History of wildlife toxicology

The field of wildlife toxicology can be traced to the late nineteenth and early twentieth centuries. Initial reports included unintentional poisoning of birds from ingestion of spent lead shot and predator control agents, alkali poisoning of waterbirds, and die-offs from maritime oil spills. With the advent of synthetic pesticides in the 1930s and 1940s, effects of DDT and other pesticides were investigated in free-ranging and captive wildlife. In response to research findings in the US and UK, and the publication of Silent Spring in 1962, public debate on the hazards of pollutants arose and national contaminant monitoring programs were initiated. Shortly thereafter, population-level effects of DDT on raptorial and fish-eating birds were documented, and effects on other species (e.g., bats) were suspected. Realization of the global nature of organochlorine pesticide contamination, and the discovery of PCBs in environmental samples, launched long-range studies in birds and mammals. With the birth of ecotoxicology in 1969 and the establishment of the Society of Environmental Toxicology and Chemistry in 1979, an international infrastructure began to emerge. In the 1980s, heavy metal pollution related to mining and smelting, agrichemical practices and non-target effects, selenium toxicosis, and disasters such as Chernobyl and the Exxon Valdez dominated the field. Biomarker development, endocrine disruption, population modeling, and studies with amphibians and reptiles were major issues of the 1990s. With the turn of the century, there was interest in new and emerging compounds (pharmaceuticals, flame retardants, surfactants), and potential population-level effects of some compounds. Based upon its history, wildlife toxicology is driven by chemical use and misuse, ecological disasters, and pollution-related events affecting humans. Current challenges include the need to more thoroughly estimate and predict exposure and effects of chemical-related anthropogenic activities on wildlife and their supporting habitat.
------------------------------------------------------------------------
Give the year the Society of Environmental Toxicology and Chemistry was established, according to the history of wildlife toxicology above.

Data section |
------------------------------------------------------------------------
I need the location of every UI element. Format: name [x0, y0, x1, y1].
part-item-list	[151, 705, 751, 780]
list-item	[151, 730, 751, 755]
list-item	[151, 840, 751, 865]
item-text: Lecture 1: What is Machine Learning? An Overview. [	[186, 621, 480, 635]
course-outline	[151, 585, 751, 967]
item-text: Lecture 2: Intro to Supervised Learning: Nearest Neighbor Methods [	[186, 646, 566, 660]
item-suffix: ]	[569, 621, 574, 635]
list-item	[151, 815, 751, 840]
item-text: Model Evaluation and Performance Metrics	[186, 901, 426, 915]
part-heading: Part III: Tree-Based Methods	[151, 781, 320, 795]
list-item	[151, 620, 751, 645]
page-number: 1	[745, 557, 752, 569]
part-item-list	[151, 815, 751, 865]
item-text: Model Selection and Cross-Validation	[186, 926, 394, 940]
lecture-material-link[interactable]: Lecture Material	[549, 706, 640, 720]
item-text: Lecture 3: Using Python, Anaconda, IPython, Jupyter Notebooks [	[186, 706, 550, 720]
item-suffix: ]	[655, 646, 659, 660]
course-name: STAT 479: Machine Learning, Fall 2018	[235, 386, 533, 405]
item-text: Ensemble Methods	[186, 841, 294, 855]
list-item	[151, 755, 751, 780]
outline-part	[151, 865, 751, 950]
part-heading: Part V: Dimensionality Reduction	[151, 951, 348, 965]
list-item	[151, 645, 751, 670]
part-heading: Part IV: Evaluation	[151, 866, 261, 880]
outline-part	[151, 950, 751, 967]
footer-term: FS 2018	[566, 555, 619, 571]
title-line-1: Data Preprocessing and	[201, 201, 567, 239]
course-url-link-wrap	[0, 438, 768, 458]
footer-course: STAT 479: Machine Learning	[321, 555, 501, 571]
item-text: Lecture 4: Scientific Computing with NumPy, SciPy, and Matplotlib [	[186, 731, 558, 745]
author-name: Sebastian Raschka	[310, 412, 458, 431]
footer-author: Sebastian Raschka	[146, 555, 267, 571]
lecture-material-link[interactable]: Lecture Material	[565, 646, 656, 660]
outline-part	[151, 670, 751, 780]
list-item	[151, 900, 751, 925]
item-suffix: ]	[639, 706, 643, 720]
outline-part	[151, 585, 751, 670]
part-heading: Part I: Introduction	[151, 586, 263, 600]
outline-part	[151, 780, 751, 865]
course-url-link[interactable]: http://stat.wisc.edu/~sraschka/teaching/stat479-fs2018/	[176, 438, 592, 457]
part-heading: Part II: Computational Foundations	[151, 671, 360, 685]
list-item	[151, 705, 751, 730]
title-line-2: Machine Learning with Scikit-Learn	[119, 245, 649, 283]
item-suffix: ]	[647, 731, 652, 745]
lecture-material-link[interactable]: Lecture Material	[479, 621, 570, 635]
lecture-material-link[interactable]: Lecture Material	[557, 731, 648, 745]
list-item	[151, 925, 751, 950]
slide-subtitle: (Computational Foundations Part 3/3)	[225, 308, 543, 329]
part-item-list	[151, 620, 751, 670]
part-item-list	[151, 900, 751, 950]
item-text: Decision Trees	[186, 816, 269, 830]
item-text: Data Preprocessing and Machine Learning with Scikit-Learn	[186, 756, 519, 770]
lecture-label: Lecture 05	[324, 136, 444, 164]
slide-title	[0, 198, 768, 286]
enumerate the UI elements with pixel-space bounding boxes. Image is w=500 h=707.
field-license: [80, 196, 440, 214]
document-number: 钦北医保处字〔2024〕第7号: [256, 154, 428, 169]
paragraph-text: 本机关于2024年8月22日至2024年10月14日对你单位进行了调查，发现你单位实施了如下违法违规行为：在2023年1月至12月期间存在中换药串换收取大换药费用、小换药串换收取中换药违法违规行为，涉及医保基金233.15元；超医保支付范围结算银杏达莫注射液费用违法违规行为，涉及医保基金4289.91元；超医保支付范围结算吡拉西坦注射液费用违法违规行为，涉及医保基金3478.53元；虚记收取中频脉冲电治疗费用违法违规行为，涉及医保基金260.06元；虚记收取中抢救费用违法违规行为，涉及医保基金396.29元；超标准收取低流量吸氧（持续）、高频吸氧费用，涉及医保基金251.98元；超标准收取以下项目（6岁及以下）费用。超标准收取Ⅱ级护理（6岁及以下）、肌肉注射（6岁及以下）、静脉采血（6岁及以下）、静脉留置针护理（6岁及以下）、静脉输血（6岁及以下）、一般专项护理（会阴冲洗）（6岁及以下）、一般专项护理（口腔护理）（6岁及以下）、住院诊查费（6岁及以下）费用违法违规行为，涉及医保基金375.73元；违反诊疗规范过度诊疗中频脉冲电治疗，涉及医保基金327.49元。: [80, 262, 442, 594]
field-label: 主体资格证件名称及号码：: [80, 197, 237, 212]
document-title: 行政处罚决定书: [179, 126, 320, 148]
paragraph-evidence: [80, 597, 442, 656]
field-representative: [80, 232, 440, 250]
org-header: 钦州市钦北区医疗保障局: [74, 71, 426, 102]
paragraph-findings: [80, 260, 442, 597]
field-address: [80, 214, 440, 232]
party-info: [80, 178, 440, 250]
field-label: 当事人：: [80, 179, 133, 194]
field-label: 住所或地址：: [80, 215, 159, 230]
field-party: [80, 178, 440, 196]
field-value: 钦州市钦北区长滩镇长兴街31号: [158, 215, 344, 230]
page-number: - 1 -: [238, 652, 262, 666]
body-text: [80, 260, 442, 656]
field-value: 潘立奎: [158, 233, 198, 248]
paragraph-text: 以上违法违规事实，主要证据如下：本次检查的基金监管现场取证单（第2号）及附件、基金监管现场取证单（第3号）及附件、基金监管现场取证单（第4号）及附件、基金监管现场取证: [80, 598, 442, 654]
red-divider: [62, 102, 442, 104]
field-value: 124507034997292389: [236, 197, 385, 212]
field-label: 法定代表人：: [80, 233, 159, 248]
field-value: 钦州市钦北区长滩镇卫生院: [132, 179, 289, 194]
------------------------------------------------------------------------
Written response | 1979